[BEGIN Entries shown]

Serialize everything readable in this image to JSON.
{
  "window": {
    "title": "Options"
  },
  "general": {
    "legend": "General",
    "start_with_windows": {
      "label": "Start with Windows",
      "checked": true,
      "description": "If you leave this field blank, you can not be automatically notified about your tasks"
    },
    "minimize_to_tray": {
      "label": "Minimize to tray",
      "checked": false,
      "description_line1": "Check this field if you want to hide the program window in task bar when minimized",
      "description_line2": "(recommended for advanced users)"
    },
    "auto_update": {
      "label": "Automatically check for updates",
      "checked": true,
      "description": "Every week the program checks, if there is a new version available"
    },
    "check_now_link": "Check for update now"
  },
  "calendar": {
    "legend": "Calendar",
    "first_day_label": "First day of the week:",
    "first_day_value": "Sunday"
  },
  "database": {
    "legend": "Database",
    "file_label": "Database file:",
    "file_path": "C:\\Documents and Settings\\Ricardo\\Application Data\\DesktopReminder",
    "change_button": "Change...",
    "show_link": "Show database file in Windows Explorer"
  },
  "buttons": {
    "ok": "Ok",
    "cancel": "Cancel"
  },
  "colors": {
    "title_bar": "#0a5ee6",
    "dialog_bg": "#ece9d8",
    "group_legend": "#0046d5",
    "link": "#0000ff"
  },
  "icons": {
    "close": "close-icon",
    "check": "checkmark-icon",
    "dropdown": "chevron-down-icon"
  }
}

[END Entries shown]

### Exercise objective
Of the lines in the data above, how many contain the word "this"? Give only that figure.

### Answer to the problem
3